Tally the lines of the records below that include the word "true", and write down only that tally.
━━━
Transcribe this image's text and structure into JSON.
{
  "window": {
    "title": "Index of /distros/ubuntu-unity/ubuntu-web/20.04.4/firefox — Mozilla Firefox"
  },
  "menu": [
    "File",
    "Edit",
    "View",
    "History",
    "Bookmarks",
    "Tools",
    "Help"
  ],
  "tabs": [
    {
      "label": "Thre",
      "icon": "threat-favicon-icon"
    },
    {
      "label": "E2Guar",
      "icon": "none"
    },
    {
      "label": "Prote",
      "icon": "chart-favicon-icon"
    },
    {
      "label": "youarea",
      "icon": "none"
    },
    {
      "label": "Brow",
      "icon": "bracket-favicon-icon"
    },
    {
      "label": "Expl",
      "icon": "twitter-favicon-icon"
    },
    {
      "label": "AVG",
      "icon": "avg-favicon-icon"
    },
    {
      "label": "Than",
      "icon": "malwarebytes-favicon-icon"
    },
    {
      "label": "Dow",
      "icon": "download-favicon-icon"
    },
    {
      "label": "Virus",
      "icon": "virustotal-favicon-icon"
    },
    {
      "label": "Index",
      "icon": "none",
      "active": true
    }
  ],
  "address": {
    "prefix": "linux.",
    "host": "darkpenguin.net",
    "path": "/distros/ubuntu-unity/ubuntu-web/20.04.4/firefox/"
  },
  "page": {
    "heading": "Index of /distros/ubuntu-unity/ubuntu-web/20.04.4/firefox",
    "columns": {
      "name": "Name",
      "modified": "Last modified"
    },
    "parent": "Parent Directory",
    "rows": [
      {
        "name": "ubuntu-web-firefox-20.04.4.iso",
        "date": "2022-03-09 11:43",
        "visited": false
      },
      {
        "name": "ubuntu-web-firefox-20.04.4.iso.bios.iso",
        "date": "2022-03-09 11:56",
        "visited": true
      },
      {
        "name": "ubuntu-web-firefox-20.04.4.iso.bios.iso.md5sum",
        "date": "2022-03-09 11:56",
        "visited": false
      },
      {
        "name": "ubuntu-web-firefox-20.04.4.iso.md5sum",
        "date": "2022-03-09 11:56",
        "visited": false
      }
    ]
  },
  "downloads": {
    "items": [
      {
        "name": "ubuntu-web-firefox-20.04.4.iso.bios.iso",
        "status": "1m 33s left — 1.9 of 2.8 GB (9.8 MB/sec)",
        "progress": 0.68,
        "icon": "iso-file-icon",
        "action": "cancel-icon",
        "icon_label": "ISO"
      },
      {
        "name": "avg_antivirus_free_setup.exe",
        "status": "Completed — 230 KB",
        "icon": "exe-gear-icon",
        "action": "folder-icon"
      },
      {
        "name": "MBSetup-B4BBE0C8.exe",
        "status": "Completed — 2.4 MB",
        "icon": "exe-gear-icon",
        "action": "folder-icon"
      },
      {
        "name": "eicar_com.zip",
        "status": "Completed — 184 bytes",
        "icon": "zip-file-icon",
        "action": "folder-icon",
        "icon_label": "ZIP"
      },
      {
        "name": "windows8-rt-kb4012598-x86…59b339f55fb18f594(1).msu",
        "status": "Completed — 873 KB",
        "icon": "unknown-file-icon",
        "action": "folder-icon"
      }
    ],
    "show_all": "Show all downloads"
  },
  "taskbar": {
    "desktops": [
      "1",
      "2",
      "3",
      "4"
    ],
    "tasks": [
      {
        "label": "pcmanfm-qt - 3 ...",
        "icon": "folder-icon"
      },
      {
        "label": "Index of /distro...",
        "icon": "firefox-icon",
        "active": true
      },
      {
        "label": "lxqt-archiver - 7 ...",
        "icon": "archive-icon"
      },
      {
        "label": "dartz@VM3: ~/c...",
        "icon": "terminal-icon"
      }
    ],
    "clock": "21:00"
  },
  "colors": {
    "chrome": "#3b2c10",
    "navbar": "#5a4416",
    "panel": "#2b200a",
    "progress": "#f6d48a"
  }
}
━━━
> [Written solution]: 3